### What this task involves
Please edit the items below so that every "point-red" reads "point-orange", with everything else left unchanged.

### Provided records ###

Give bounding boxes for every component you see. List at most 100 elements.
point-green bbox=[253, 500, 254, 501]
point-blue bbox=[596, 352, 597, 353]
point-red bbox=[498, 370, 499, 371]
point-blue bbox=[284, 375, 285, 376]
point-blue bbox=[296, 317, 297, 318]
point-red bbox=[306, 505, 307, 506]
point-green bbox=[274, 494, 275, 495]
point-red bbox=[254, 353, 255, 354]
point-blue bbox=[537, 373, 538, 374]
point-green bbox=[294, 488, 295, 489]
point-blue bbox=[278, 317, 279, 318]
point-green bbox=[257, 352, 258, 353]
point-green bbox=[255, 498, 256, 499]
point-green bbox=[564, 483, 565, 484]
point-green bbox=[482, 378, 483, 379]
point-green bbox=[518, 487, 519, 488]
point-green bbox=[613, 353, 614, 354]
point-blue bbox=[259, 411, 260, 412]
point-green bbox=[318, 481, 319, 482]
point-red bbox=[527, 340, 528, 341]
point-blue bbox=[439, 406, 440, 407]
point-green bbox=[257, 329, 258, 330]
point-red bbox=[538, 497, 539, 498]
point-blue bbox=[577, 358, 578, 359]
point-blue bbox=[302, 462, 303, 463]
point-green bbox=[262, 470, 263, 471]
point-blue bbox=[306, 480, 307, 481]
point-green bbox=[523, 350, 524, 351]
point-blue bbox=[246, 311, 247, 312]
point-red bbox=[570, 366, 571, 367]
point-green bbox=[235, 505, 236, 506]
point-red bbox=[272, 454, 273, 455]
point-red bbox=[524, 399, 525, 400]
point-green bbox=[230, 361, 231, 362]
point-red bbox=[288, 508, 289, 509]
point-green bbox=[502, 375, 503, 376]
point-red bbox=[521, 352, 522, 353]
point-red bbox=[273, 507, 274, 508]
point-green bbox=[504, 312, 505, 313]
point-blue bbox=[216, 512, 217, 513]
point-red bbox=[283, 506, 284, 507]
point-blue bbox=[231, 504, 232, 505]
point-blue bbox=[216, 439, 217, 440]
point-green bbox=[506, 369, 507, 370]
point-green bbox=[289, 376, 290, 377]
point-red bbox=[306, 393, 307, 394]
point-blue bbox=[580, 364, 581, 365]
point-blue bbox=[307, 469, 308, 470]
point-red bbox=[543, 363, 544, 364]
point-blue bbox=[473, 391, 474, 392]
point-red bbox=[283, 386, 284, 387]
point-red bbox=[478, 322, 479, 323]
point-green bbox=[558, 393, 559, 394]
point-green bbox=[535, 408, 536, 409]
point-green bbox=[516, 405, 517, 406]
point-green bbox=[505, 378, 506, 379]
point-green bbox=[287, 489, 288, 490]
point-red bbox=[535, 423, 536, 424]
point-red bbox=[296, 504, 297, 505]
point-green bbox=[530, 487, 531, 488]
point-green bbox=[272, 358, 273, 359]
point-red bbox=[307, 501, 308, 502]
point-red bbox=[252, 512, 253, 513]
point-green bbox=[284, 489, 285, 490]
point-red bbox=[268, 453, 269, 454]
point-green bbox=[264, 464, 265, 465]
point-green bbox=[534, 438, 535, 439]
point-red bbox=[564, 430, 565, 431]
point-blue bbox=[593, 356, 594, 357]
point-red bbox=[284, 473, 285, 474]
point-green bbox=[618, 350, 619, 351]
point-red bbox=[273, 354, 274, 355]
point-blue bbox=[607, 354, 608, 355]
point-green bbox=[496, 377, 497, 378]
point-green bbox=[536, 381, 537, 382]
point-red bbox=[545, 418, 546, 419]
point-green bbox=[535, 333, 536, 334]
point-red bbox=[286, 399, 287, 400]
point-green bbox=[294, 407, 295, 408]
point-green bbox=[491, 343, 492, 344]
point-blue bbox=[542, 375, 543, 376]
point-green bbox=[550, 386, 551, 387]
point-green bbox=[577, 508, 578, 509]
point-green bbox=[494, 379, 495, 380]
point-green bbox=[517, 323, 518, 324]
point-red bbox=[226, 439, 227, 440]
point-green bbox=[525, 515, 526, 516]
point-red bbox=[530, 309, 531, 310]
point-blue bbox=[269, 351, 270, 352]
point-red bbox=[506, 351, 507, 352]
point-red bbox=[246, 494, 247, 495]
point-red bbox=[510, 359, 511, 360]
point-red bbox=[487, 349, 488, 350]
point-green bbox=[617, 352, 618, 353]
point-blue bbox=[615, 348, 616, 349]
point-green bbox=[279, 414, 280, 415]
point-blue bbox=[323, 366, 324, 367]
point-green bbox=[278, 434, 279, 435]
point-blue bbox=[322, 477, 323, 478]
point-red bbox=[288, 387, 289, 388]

###

### Exercise answer
Give bounding boxes for every component you see. List at most 100 elements.
point-green bbox=[253, 500, 254, 501]
point-blue bbox=[596, 352, 597, 353]
point-orange bbox=[498, 370, 499, 371]
point-blue bbox=[284, 375, 285, 376]
point-blue bbox=[296, 317, 297, 318]
point-orange bbox=[306, 505, 307, 506]
point-green bbox=[274, 494, 275, 495]
point-orange bbox=[254, 353, 255, 354]
point-blue bbox=[537, 373, 538, 374]
point-green bbox=[294, 488, 295, 489]
point-blue bbox=[278, 317, 279, 318]
point-green bbox=[257, 352, 258, 353]
point-green bbox=[255, 498, 256, 499]
point-green bbox=[564, 483, 565, 484]
point-green bbox=[482, 378, 483, 379]
point-green bbox=[518, 487, 519, 488]
point-green bbox=[613, 353, 614, 354]
point-blue bbox=[259, 411, 260, 412]
point-green bbox=[318, 481, 319, 482]
point-orange bbox=[527, 340, 528, 341]
point-blue bbox=[439, 406, 440, 407]
point-green bbox=[257, 329, 258, 330]
point-orange bbox=[538, 497, 539, 498]
point-blue bbox=[577, 358, 578, 359]
point-blue bbox=[302, 462, 303, 463]
point-green bbox=[262, 470, 263, 471]
point-blue bbox=[306, 480, 307, 481]
point-green bbox=[523, 350, 524, 351]
point-blue bbox=[246, 311, 247, 312]
point-orange bbox=[570, 366, 571, 367]
point-green bbox=[235, 505, 236, 506]
point-orange bbox=[272, 454, 273, 455]
point-orange bbox=[524, 399, 525, 400]
point-green bbox=[230, 361, 231, 362]
point-orange bbox=[288, 508, 289, 509]
point-green bbox=[502, 375, 503, 376]
point-orange bbox=[521, 352, 522, 353]
point-orange bbox=[273, 507, 274, 508]
point-green bbox=[504, 312, 505, 313]
point-blue bbox=[216, 512, 217, 513]
point-orange bbox=[283, 506, 284, 507]
point-blue bbox=[231, 504, 232, 505]
point-blue bbox=[216, 439, 217, 440]
point-green bbox=[506, 369, 507, 370]
point-green bbox=[289, 376, 290, 377]
point-orange bbox=[306, 393, 307, 394]
point-blue bbox=[580, 364, 581, 365]
point-blue bbox=[307, 469, 308, 470]
point-orange bbox=[543, 363, 544, 364]
point-blue bbox=[473, 391, 474, 392]
point-orange bbox=[283, 386, 284, 387]
point-orange bbox=[478, 322, 479, 323]
point-green bbox=[558, 393, 559, 394]
point-green bbox=[535, 408, 536, 409]
point-green bbox=[516, 405, 517, 406]
point-green bbox=[505, 378, 506, 379]
point-green bbox=[287, 489, 288, 490]
point-orange bbox=[535, 423, 536, 424]
point-orange bbox=[296, 504, 297, 505]
point-green bbox=[530, 487, 531, 488]
point-green bbox=[272, 358, 273, 359]
point-orange bbox=[307, 501, 308, 502]
point-orange bbox=[252, 512, 253, 513]
point-green bbox=[284, 489, 285, 490]
point-orange bbox=[268, 453, 269, 454]
point-green bbox=[264, 464, 265, 465]
point-green bbox=[534, 438, 535, 439]
point-orange bbox=[564, 430, 565, 431]
point-blue bbox=[593, 356, 594, 357]
point-orange bbox=[284, 473, 285, 474]
point-green bbox=[618, 350, 619, 351]
point-orange bbox=[273, 354, 274, 355]
point-blue bbox=[607, 354, 608, 355]
point-green bbox=[496, 377, 497, 378]
point-green bbox=[536, 381, 537, 382]
point-orange bbox=[545, 418, 546, 419]
point-green bbox=[535, 333, 536, 334]
point-orange bbox=[286, 399, 287, 400]
point-green bbox=[294, 407, 295, 408]
point-green bbox=[491, 343, 492, 344]
point-blue bbox=[542, 375, 543, 376]
point-green bbox=[550, 386, 551, 387]
point-green bbox=[577, 508, 578, 509]
point-green bbox=[494, 379, 495, 380]
point-green bbox=[517, 323, 518, 324]
point-orange bbox=[226, 439, 227, 440]
point-green bbox=[525, 515, 526, 516]
point-orange bbox=[530, 309, 531, 310]
point-blue bbox=[269, 351, 270, 352]
point-orange bbox=[506, 351, 507, 352]
point-orange bbox=[246, 494, 247, 495]
point-orange bbox=[510, 359, 511, 360]
point-orange bbox=[487, 349, 488, 350]
point-green bbox=[617, 352, 618, 353]
point-blue bbox=[615, 348, 616, 349]
point-green bbox=[279, 414, 280, 415]
point-blue bbox=[323, 366, 324, 367]
point-green bbox=[278, 434, 279, 435]
point-blue bbox=[322, 477, 323, 478]
point-orange bbox=[288, 387, 289, 388]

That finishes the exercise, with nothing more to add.